> The exercise
Select, from the material below, each line with "glory" in it.

> Stored items
--- begin ---

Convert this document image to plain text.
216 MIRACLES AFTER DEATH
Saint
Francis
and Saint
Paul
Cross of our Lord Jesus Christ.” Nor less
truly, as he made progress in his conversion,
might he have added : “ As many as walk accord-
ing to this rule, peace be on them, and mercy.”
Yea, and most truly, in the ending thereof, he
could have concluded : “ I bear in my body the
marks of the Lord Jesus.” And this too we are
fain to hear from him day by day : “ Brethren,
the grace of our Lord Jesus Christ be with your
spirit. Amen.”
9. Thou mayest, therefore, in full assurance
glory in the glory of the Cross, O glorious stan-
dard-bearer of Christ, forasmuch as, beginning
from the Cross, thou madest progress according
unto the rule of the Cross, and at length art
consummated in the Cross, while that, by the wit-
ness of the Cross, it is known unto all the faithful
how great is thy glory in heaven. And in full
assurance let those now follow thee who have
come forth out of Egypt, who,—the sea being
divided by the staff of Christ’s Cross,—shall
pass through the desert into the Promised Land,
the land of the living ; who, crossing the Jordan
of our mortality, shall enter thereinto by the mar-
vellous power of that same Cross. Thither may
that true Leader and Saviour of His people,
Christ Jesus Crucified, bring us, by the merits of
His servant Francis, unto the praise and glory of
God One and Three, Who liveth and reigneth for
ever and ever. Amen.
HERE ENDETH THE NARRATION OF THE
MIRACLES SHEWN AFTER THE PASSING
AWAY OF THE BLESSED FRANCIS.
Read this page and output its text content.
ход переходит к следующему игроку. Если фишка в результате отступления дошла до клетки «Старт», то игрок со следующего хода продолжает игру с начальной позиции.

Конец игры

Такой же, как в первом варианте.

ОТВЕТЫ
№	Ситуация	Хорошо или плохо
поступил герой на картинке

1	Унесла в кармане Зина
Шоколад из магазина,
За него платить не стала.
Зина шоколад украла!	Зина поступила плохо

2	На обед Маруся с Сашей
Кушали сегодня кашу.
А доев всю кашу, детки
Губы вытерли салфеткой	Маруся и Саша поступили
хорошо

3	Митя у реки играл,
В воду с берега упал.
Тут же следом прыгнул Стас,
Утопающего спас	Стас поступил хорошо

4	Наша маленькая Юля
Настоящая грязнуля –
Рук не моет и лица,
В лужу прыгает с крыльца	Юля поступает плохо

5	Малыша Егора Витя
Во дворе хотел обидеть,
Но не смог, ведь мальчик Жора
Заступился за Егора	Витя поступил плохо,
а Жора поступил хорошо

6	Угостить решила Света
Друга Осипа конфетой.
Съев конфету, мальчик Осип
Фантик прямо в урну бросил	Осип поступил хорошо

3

--- end ---

> Response to the task
glory in the glory of the Cross, O glorious stan-
how great is thy glory in heaven. And in full
His servant Francis, unto the praise and glory of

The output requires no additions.